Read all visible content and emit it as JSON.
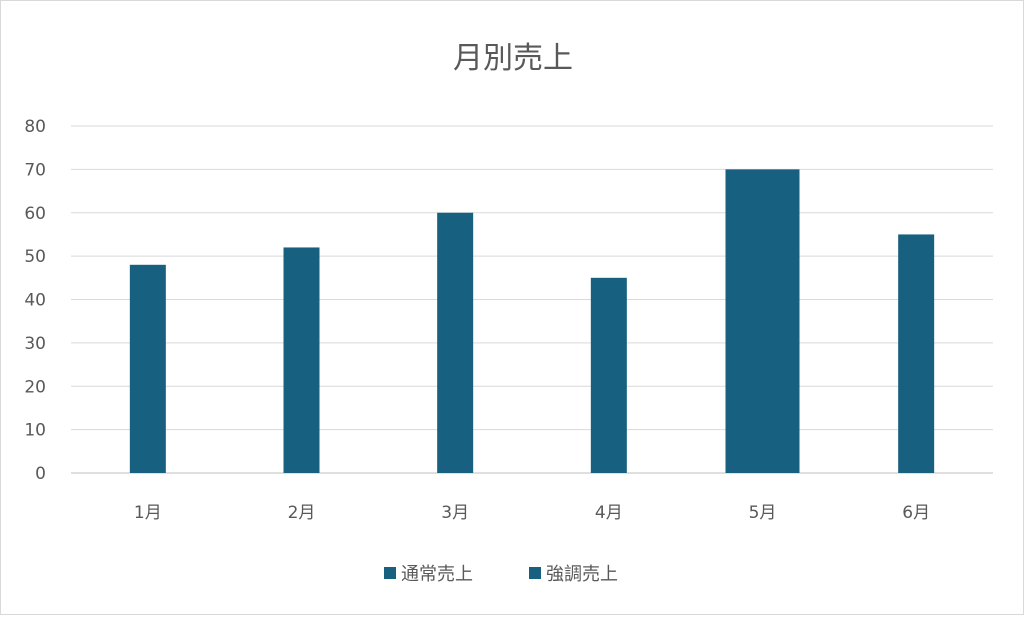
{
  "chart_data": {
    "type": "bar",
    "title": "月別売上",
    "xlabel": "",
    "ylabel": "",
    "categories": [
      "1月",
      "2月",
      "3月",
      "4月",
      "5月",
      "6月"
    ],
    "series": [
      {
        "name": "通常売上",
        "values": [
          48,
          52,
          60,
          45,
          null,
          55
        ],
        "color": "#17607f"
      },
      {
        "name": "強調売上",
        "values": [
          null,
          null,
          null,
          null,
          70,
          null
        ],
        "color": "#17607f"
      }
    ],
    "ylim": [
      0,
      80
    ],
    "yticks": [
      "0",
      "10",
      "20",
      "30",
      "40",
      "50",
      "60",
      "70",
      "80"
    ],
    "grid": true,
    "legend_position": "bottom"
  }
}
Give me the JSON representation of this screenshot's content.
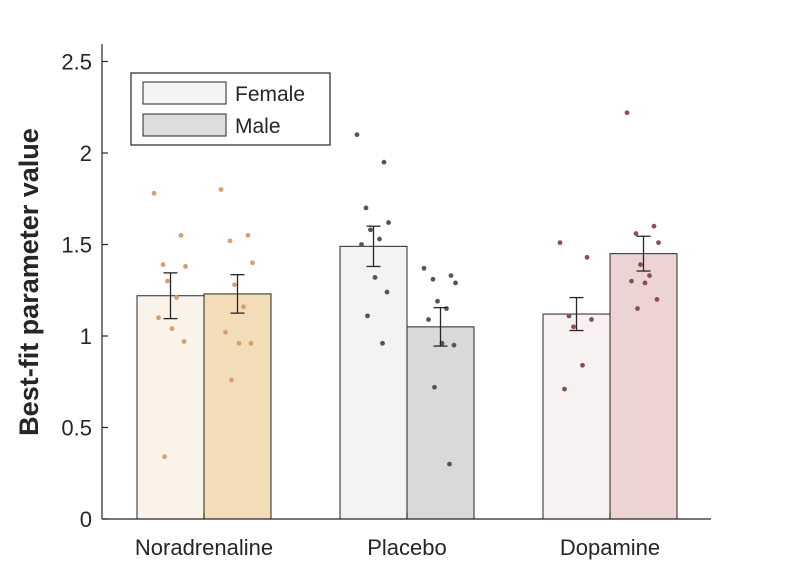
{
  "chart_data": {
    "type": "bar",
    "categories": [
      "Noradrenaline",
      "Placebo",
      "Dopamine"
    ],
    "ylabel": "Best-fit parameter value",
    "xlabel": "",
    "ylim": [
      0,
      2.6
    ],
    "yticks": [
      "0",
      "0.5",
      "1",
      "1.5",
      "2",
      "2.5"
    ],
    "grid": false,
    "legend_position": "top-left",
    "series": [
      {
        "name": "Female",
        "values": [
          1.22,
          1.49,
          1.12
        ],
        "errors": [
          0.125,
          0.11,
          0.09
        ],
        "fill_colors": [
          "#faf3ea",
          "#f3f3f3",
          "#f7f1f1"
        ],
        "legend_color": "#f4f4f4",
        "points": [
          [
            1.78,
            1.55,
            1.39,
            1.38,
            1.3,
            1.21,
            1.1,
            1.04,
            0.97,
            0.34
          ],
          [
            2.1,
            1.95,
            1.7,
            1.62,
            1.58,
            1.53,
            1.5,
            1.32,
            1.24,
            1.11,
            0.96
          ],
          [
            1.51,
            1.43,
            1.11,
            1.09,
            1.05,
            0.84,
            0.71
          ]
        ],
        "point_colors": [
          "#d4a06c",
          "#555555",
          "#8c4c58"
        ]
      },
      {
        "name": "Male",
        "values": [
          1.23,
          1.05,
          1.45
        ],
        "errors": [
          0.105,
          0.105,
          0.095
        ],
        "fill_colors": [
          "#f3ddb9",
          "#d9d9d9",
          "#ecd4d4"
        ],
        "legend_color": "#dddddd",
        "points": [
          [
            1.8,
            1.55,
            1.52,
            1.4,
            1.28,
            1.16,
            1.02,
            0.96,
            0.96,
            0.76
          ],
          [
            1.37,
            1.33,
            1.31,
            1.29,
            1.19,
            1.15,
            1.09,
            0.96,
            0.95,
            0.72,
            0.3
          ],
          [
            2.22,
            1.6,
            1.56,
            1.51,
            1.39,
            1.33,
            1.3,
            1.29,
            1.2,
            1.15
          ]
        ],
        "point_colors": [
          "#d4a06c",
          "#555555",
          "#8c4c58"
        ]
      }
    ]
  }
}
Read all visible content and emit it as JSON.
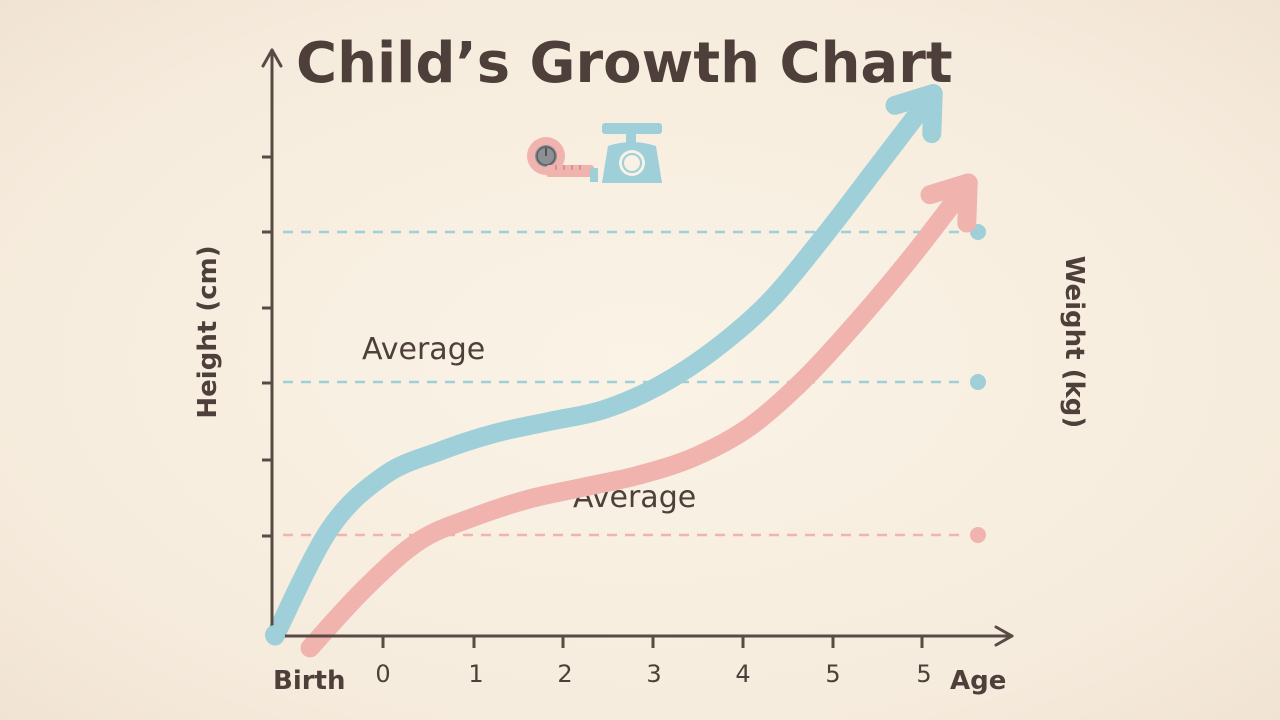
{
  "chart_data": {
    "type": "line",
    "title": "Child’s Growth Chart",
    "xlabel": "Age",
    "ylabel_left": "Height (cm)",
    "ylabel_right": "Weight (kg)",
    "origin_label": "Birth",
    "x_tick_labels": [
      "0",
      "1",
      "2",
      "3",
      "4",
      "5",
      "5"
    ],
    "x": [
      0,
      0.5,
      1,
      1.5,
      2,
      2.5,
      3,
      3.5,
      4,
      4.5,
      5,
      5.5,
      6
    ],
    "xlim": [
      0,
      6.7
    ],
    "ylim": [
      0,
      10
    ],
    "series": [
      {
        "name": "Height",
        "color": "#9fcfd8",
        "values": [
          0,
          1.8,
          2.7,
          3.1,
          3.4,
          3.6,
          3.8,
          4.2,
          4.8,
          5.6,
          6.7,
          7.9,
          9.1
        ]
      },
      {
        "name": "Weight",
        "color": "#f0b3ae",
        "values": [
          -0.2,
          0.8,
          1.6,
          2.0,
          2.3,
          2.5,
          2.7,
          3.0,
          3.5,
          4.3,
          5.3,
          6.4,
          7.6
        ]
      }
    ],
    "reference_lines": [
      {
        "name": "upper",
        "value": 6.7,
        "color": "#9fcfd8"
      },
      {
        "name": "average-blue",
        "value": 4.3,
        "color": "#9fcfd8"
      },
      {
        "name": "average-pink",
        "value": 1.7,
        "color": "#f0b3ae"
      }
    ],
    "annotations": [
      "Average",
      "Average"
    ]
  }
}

━━━━━━━━━━━━━━━━━━━━━━━━━━━━━━

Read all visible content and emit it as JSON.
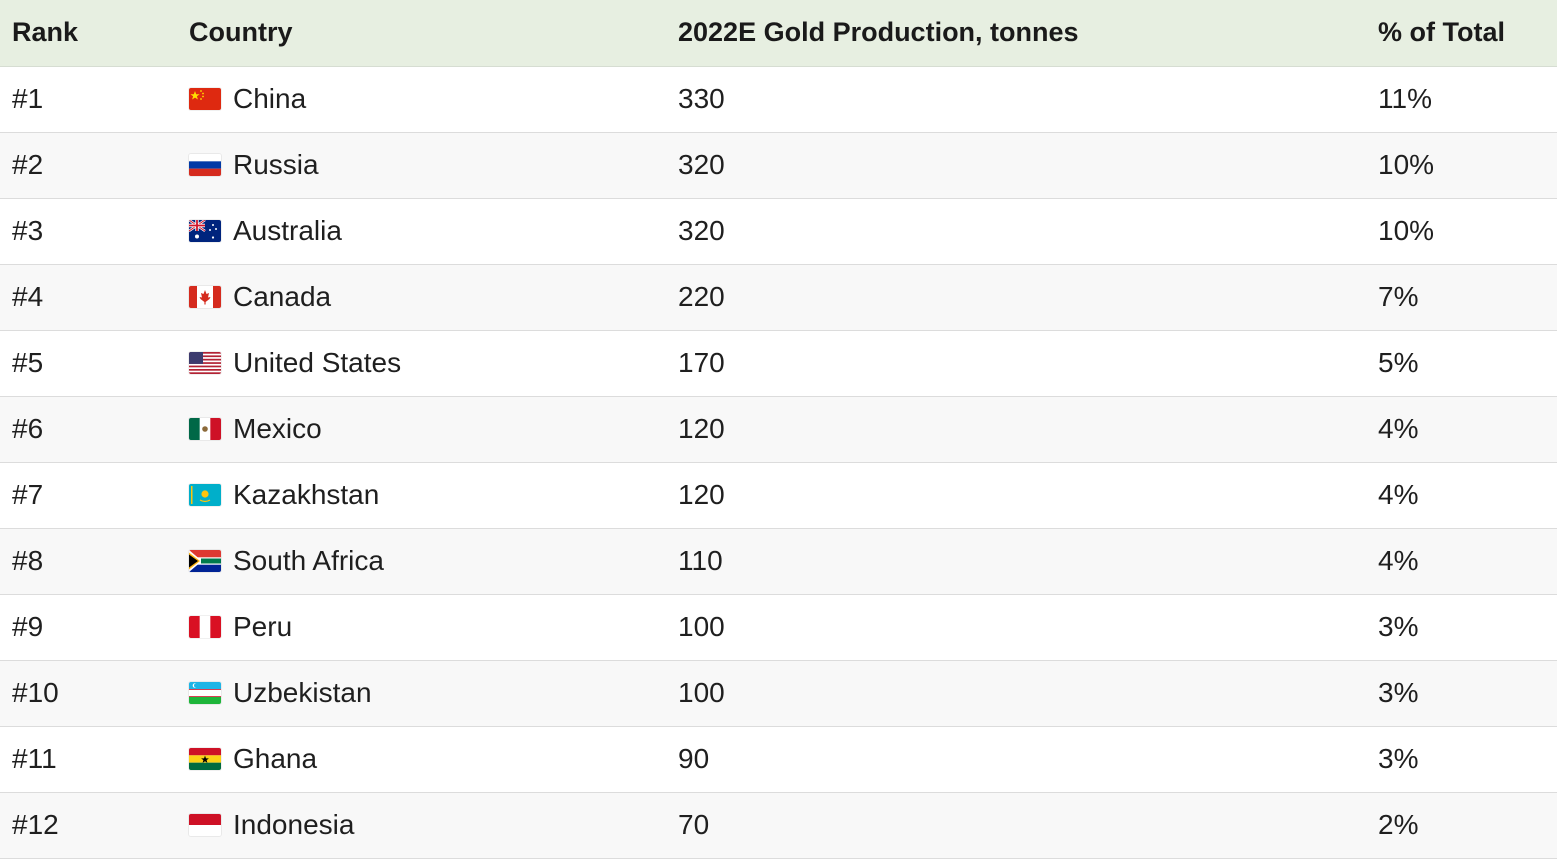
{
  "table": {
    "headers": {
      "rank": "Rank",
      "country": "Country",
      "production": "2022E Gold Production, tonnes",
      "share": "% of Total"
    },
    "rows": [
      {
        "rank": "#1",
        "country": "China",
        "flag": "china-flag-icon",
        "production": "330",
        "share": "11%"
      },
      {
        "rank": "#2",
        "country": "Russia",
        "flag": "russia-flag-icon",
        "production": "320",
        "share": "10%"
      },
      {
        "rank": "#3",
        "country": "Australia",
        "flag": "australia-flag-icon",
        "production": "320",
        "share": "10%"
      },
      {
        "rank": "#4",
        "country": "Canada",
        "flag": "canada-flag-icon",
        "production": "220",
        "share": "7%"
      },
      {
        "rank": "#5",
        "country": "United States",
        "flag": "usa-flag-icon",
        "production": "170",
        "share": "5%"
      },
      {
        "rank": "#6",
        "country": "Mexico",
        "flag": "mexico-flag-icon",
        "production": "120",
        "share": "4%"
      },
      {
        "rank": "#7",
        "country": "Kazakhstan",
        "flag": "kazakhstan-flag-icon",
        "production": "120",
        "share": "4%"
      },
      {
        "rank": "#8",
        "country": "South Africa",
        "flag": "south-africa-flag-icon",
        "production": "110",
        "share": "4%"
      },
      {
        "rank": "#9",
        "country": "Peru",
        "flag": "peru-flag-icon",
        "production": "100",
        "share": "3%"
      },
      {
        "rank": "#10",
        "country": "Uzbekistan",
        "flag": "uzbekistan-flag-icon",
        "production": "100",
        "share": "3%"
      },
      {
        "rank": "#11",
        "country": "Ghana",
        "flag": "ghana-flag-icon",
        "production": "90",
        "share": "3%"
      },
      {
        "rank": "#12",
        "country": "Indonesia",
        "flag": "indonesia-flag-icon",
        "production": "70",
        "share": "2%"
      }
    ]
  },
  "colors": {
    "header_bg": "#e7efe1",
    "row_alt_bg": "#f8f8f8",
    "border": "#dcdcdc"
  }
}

━━━━━━━━━━━━━━━━━━━━━━━━━━━━━━

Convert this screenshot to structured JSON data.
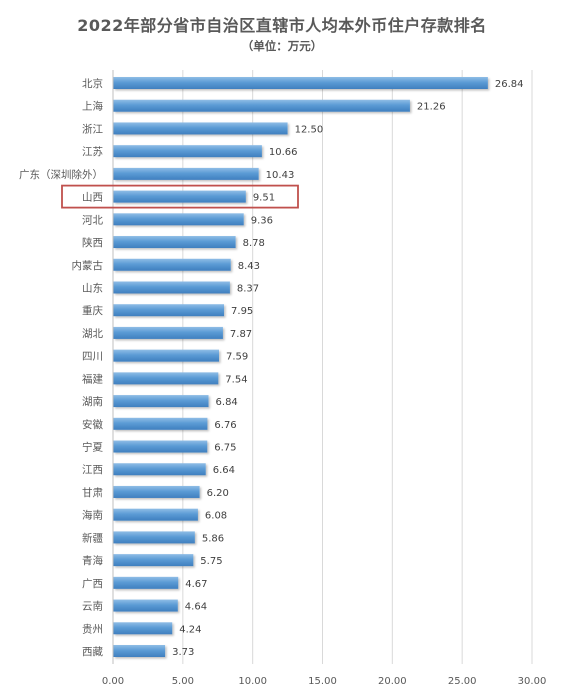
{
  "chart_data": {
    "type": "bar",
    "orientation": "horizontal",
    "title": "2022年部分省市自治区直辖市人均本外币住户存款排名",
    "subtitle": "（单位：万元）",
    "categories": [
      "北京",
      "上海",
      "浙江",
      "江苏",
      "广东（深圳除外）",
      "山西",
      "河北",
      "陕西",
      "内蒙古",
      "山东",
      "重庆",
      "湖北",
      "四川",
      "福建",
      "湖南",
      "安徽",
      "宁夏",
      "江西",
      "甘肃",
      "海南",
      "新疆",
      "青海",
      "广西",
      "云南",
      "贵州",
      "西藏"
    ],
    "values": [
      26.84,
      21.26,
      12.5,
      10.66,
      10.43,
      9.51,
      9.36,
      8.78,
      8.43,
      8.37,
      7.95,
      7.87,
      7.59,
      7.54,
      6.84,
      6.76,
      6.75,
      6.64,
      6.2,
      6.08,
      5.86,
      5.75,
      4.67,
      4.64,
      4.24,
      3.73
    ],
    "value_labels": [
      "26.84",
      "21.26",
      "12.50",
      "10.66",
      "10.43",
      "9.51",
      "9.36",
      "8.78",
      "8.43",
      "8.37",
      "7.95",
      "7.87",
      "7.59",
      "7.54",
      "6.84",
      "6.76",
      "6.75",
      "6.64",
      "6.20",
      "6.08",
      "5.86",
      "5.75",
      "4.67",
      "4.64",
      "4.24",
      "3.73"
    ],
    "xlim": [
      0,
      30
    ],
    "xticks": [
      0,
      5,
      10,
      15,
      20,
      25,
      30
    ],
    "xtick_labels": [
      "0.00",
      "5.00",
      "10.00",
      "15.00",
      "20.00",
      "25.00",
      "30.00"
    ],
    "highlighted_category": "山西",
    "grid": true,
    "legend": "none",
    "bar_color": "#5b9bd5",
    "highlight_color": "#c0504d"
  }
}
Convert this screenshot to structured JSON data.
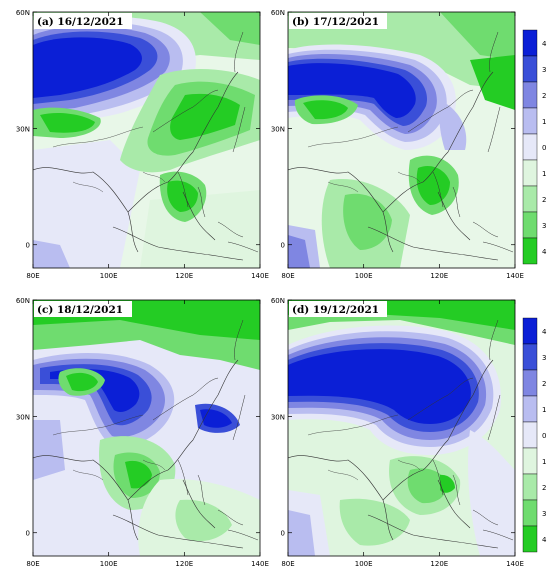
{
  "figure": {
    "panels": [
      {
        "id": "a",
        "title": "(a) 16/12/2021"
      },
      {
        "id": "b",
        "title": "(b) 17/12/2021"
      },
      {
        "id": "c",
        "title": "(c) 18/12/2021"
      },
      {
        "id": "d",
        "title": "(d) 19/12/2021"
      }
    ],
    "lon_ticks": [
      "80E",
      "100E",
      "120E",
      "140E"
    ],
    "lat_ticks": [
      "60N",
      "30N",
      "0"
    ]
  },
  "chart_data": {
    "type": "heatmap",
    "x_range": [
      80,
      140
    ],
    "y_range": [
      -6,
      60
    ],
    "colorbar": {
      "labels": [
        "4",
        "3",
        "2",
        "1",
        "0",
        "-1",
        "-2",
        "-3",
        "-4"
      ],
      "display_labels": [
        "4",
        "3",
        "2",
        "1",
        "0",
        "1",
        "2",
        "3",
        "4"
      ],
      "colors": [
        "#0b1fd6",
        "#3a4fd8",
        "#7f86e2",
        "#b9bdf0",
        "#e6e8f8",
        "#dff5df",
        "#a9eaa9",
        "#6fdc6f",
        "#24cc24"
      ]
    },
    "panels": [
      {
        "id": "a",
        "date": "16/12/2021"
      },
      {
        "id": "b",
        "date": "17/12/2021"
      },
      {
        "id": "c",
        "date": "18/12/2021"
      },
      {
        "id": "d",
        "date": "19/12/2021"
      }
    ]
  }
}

━━━━━━━━━━━━━━━━━━━━━━━━━━━━━━

EXERCISE DETAILS:
Find every line above that contains the word "name", and return each one.

EXERCISE SOLUTION:
        "name": "通常売上",
        "name": "強調売上",
        "name": "Female",
        "name": "Male",
        "name": "Height",
        "name": "Weight",
        "name": "upper",
        "name": "average-blue",
        "name": "average-pink",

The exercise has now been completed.